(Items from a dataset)
········

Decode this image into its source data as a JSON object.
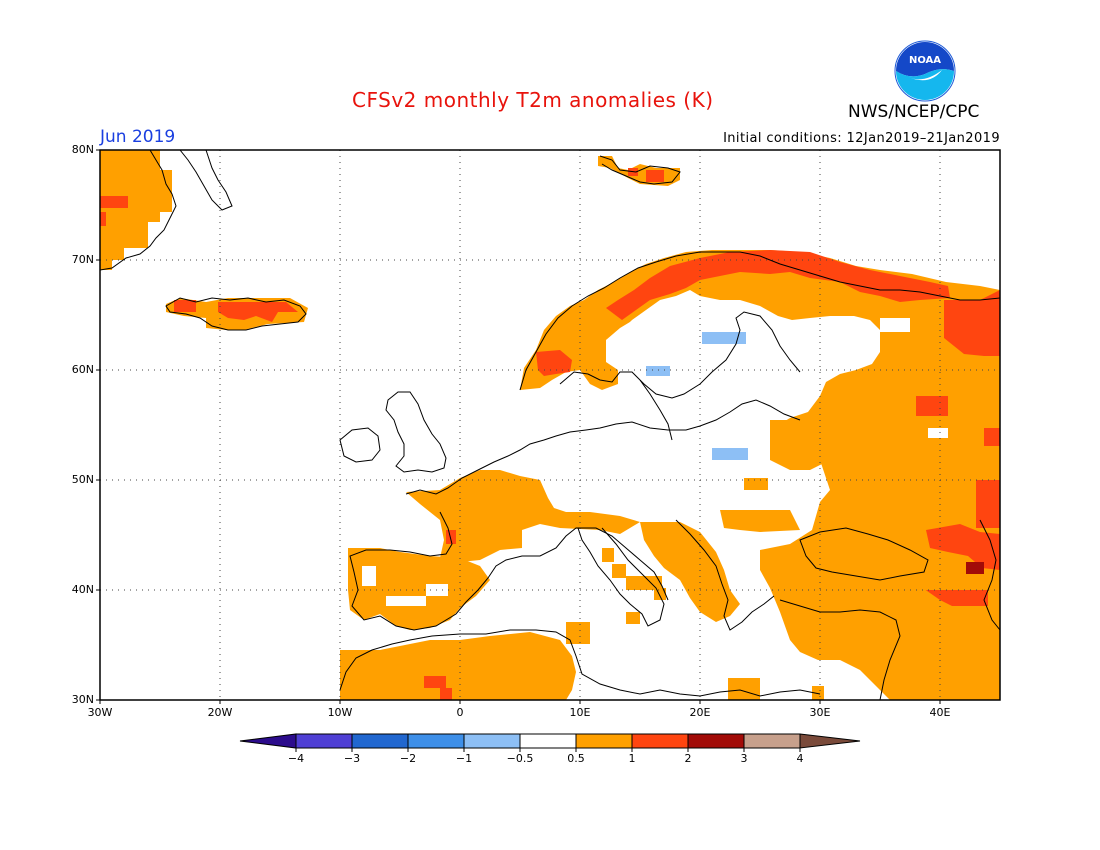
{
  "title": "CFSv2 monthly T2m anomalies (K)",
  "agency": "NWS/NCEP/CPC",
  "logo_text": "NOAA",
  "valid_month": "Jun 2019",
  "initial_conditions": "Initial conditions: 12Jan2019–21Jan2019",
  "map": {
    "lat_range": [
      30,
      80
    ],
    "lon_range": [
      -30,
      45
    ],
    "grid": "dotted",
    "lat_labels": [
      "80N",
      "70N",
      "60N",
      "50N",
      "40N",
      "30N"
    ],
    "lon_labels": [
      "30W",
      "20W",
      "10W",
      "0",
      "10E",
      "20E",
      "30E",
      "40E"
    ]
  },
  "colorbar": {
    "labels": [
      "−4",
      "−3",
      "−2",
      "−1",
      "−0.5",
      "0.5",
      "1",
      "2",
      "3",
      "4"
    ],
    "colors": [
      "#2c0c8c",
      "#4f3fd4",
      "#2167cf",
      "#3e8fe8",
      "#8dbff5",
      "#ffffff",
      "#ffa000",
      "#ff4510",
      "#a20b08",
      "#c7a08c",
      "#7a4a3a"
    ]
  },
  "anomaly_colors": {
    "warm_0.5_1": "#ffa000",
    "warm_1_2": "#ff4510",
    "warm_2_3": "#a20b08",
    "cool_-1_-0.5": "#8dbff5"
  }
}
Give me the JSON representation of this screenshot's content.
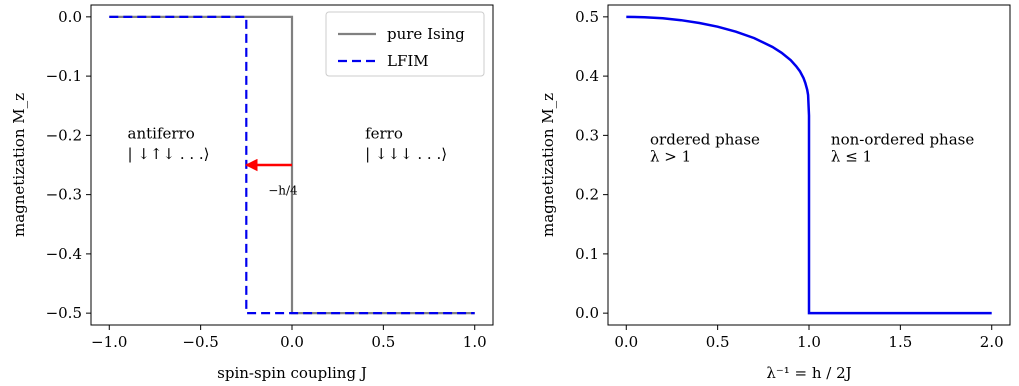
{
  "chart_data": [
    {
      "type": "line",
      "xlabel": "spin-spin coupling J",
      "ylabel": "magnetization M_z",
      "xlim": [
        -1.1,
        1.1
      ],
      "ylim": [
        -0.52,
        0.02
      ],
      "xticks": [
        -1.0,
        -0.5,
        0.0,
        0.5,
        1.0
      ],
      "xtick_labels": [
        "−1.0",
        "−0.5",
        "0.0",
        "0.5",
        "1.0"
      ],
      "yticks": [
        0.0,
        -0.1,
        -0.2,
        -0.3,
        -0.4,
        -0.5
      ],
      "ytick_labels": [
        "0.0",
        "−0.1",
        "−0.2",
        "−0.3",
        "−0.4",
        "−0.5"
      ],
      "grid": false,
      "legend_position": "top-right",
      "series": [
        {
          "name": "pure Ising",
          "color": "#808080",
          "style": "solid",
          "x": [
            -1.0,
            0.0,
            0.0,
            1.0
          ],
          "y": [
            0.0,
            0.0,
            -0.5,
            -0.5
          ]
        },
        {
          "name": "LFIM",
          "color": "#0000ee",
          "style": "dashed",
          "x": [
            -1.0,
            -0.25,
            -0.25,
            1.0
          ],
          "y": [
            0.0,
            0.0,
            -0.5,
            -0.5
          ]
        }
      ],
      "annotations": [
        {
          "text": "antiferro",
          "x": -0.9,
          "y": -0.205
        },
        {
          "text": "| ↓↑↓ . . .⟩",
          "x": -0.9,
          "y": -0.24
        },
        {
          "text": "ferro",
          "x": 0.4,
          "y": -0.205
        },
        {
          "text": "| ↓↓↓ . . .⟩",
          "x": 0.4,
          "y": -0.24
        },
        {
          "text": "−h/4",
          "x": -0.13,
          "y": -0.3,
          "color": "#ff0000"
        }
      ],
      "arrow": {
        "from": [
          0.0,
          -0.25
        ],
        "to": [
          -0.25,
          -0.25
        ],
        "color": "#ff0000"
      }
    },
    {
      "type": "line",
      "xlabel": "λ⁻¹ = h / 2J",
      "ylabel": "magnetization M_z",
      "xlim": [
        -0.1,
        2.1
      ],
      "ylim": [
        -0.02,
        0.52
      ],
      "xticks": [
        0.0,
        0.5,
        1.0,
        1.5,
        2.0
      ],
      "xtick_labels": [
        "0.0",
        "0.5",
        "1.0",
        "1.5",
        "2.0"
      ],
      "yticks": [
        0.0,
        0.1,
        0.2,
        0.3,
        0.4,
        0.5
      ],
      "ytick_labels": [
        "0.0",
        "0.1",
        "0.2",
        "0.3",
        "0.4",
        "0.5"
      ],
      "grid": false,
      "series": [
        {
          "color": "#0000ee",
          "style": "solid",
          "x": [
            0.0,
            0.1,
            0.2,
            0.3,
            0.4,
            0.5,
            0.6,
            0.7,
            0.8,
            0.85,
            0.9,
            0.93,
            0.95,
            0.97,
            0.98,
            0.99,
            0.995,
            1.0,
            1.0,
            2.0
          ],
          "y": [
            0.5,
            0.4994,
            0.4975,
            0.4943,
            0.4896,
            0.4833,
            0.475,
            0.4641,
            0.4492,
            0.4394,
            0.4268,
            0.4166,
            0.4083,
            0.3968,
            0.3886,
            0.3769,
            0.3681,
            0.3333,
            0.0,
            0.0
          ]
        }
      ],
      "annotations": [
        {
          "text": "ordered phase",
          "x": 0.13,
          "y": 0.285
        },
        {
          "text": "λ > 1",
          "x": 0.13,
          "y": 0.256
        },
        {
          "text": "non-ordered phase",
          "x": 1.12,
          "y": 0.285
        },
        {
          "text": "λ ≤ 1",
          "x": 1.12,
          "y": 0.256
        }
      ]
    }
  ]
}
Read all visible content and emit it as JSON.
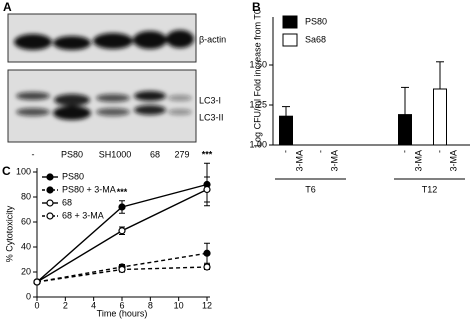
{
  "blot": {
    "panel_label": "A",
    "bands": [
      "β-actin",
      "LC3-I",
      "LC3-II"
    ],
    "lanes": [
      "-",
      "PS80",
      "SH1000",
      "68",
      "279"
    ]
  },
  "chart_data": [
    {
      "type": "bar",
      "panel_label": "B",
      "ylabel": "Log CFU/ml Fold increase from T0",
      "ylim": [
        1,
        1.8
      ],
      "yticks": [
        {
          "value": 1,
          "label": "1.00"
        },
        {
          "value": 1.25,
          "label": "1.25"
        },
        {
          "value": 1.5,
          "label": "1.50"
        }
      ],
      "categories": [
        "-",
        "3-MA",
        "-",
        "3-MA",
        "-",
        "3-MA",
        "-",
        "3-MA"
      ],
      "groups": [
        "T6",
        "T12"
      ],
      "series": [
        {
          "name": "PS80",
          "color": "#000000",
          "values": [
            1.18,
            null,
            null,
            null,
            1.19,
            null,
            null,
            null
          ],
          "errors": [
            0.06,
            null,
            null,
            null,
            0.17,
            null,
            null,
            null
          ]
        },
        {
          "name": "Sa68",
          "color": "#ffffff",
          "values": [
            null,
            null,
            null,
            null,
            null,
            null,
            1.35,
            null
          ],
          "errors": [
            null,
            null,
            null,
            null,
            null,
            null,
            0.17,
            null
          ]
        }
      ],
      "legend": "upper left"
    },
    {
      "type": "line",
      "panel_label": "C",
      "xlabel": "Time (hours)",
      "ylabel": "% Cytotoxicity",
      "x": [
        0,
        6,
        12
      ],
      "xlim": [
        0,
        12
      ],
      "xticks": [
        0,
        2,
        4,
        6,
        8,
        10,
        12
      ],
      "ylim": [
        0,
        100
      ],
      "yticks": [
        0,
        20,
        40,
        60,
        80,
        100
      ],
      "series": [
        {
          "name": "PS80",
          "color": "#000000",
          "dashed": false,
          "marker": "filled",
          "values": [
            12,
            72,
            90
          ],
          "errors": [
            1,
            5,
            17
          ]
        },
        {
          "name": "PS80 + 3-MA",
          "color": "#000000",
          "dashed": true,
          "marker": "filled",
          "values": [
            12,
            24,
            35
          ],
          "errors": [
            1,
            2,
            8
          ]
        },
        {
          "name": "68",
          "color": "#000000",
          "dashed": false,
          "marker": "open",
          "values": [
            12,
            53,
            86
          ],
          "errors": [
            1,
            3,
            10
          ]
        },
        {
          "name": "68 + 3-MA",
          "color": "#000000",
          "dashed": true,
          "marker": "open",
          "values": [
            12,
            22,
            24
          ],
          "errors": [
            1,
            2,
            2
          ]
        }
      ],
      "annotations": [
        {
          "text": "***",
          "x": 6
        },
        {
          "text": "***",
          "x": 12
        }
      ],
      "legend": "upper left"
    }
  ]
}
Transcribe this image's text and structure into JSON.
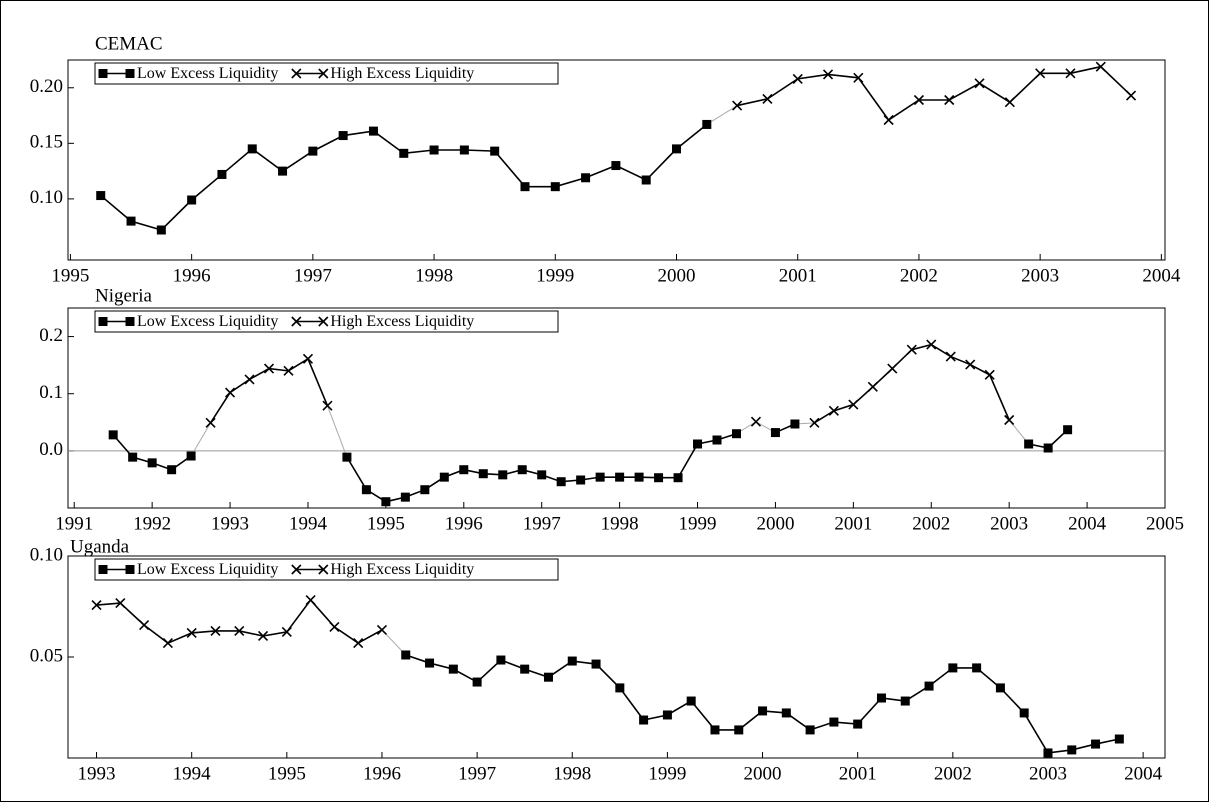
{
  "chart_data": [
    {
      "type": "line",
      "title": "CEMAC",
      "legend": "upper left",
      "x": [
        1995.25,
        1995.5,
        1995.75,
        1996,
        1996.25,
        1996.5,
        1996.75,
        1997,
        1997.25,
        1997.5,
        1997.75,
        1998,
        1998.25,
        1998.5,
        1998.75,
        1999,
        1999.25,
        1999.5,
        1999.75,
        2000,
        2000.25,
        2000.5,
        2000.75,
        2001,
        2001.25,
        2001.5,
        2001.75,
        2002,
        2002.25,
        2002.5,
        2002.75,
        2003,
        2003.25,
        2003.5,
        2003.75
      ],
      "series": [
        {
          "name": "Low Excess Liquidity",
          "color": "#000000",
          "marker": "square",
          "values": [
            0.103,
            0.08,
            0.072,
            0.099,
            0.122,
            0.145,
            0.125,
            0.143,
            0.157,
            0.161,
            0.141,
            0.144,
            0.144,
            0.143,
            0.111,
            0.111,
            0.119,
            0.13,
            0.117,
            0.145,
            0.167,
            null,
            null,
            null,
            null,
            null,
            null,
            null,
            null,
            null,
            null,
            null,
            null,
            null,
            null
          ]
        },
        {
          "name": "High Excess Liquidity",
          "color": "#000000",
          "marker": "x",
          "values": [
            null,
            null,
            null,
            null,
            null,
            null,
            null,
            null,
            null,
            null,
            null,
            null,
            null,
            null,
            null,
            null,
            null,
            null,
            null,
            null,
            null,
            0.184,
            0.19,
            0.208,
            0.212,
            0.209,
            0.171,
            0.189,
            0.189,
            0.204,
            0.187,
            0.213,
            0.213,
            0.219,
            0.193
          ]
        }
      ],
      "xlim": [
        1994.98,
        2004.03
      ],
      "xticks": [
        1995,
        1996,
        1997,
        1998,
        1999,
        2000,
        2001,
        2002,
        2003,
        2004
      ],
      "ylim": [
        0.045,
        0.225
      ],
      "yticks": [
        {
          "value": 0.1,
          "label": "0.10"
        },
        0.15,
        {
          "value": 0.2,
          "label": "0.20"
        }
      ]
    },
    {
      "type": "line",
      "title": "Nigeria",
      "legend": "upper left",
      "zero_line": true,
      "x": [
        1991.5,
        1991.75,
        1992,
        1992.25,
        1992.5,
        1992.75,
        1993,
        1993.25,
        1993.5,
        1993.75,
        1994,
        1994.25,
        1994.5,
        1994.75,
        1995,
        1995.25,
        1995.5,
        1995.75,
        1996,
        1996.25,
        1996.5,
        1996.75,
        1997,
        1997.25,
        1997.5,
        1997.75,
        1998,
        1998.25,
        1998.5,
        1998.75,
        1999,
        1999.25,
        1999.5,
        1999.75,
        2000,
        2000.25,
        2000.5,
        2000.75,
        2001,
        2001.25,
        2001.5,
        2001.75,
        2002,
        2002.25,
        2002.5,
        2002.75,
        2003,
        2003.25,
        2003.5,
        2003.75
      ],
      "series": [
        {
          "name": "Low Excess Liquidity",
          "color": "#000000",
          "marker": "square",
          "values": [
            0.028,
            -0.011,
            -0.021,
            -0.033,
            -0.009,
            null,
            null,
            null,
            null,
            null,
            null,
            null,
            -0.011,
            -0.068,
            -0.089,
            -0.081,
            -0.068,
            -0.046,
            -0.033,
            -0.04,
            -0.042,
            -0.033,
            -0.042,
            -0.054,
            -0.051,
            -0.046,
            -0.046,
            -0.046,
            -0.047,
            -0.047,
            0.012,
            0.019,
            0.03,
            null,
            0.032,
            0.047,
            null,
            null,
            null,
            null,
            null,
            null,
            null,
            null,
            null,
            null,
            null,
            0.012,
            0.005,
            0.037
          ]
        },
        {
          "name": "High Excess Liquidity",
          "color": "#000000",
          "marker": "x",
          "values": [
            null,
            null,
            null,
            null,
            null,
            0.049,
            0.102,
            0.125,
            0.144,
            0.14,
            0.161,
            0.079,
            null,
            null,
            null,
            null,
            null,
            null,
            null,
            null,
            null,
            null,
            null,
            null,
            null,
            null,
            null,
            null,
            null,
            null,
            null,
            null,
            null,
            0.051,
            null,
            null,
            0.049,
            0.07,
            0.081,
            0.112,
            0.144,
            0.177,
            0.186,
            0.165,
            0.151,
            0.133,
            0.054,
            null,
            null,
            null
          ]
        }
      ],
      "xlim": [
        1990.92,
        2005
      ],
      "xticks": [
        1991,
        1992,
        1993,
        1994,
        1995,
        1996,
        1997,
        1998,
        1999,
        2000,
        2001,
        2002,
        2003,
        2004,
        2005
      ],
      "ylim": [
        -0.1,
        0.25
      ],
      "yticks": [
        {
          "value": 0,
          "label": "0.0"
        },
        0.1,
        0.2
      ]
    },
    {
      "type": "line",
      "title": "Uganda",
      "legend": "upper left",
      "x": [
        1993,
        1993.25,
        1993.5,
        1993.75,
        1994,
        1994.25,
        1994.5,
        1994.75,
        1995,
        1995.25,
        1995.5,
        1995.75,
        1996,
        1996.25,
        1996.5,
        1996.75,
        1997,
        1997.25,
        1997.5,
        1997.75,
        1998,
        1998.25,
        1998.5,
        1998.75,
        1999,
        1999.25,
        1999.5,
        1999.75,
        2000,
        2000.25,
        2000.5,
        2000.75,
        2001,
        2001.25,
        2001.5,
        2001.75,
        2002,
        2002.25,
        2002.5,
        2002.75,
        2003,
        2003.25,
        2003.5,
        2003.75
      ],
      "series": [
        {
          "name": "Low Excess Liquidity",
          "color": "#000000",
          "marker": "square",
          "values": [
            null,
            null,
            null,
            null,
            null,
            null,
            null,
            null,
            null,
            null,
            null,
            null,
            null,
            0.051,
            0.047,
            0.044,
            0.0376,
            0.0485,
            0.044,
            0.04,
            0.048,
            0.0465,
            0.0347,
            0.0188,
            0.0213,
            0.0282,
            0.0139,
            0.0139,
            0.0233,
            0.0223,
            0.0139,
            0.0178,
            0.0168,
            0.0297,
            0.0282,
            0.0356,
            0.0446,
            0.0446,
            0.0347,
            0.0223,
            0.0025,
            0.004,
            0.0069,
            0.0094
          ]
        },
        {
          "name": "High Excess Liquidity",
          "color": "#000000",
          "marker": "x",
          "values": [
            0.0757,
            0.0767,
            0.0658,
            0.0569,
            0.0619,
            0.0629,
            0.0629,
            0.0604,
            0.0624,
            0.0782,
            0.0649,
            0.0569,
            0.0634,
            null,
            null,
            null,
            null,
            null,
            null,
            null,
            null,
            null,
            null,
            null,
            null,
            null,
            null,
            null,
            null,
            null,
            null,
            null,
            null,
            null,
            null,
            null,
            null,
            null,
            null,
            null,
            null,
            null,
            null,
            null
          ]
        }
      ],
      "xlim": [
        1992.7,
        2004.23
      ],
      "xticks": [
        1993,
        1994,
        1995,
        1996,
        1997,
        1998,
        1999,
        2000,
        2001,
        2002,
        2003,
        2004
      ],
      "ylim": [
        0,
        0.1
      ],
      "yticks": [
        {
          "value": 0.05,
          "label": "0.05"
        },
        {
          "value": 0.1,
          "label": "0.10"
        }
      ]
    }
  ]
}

········

WHAT YOU WILL DO.
Report the number of lines in the entries above that include the word "phase" and add nothing to it.

WORKED SOLUTION.
2